Extracted data entries
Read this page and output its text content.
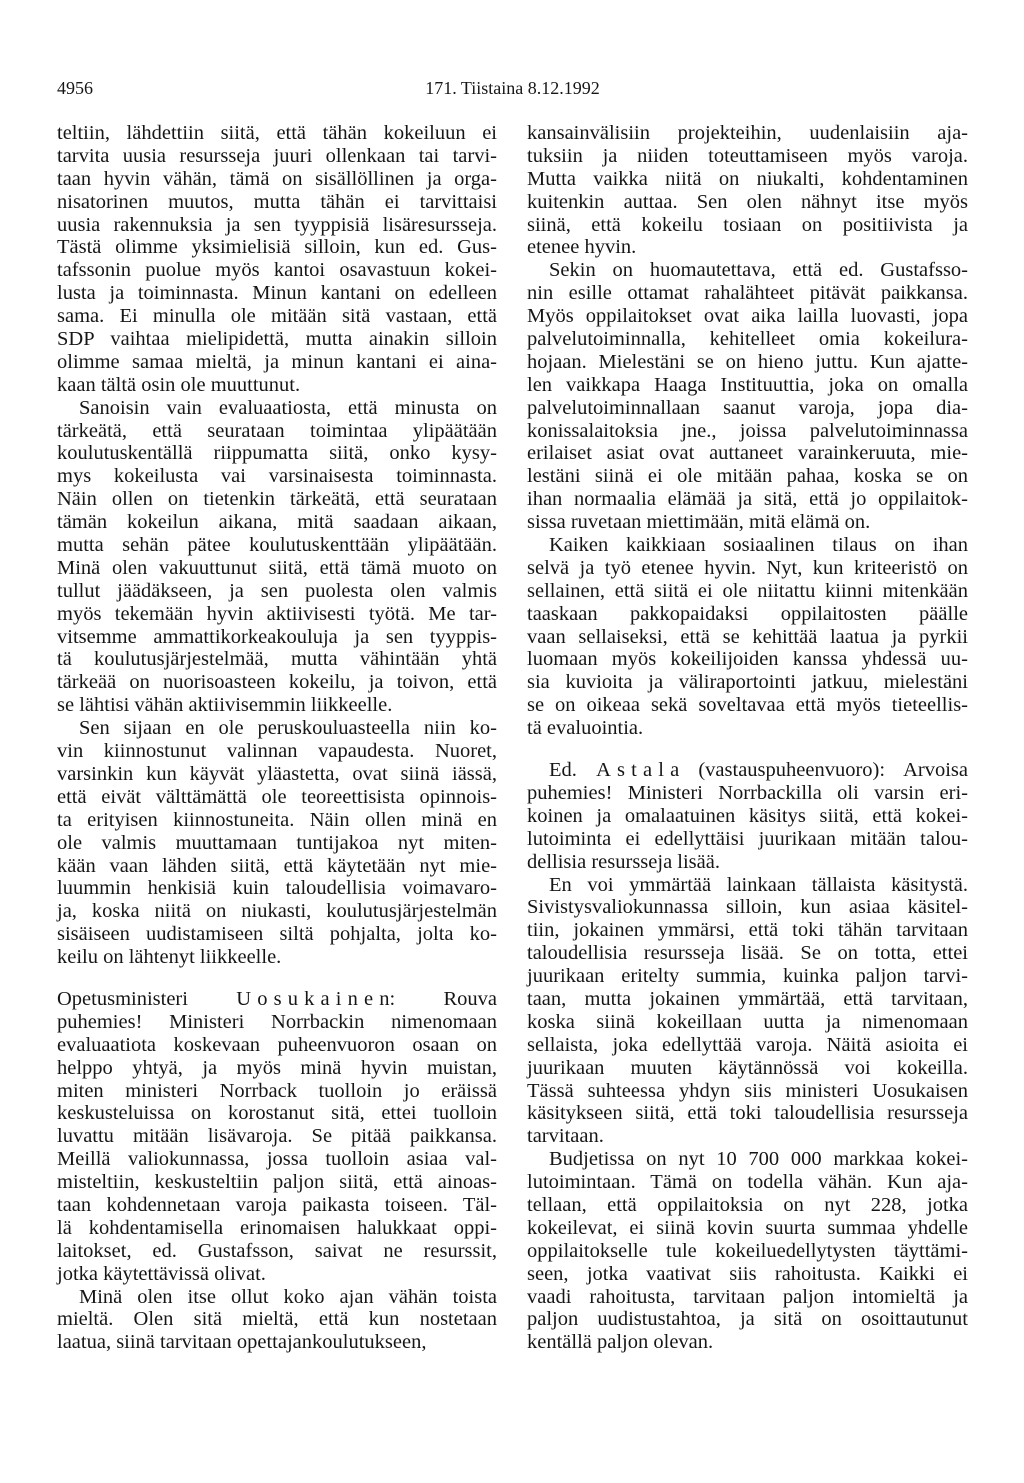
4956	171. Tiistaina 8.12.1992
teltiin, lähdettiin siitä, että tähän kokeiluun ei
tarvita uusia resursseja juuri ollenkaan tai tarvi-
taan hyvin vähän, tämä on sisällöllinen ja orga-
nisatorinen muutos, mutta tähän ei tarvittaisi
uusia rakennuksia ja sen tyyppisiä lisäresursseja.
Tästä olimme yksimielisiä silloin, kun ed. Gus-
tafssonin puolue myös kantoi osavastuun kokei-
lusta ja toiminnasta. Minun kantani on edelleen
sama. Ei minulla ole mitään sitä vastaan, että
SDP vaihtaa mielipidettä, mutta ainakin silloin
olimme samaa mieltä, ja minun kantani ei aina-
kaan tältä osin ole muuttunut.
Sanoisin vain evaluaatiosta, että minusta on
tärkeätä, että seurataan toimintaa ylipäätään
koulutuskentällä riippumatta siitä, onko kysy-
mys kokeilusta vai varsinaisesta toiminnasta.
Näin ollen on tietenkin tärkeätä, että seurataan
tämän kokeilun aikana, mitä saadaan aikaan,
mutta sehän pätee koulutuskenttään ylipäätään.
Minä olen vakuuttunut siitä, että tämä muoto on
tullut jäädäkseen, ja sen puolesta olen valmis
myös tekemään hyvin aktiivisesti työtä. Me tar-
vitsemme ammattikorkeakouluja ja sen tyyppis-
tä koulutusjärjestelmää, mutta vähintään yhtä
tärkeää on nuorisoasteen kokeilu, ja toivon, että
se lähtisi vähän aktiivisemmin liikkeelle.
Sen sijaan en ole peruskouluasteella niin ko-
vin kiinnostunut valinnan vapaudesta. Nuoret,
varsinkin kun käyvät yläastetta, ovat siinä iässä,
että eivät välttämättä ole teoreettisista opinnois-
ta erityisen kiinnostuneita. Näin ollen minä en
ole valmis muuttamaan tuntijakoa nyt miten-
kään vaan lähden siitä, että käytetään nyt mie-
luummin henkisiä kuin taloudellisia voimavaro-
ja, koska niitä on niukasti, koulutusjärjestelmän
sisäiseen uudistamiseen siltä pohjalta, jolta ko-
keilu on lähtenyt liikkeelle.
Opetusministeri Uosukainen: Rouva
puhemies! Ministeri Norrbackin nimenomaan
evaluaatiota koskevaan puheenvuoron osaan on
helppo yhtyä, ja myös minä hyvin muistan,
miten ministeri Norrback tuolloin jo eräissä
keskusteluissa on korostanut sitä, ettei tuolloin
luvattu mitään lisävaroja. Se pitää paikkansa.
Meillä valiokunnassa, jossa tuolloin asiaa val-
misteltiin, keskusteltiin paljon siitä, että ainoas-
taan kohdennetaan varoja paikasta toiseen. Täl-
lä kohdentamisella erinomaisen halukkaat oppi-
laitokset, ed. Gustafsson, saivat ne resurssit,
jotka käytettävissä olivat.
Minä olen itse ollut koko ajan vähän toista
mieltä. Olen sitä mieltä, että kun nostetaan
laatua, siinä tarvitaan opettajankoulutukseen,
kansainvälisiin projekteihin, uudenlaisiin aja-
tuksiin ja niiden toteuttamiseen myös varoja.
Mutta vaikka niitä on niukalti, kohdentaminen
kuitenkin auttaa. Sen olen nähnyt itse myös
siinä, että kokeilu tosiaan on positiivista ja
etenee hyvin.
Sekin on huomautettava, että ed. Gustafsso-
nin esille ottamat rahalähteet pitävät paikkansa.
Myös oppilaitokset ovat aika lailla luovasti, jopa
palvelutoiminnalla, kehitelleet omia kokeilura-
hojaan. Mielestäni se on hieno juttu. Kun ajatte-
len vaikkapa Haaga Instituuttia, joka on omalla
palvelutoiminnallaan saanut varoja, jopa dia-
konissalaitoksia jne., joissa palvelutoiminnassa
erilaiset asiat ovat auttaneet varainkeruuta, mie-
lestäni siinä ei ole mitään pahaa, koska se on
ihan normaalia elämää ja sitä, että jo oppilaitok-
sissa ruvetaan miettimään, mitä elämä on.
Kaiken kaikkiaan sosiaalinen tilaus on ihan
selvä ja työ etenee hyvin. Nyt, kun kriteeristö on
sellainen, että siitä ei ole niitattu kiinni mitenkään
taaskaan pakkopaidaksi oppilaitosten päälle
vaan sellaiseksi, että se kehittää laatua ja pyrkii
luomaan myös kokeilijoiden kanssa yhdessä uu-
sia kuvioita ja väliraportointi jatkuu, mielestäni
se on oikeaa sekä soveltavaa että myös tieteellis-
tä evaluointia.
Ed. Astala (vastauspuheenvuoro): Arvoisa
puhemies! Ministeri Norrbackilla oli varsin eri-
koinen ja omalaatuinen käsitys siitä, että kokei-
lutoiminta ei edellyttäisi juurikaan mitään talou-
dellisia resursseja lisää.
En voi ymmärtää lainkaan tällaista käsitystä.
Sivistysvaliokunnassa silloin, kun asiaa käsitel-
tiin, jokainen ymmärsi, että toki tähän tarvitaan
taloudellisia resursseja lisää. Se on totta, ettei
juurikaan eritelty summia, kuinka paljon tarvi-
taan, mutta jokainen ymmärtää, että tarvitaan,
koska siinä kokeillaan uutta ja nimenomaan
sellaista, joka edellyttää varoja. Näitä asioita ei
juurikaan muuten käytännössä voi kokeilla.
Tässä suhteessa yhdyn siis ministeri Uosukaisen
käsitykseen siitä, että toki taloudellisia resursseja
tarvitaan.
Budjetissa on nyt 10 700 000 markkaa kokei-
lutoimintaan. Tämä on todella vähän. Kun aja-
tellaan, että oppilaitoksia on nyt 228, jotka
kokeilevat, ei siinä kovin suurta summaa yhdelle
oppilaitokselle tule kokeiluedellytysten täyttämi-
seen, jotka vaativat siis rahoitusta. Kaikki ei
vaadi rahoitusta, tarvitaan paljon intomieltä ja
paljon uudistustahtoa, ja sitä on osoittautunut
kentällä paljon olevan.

Exercise aim =
Give the number of lines in the data that contain "mitään", with no other words.

Written response =
4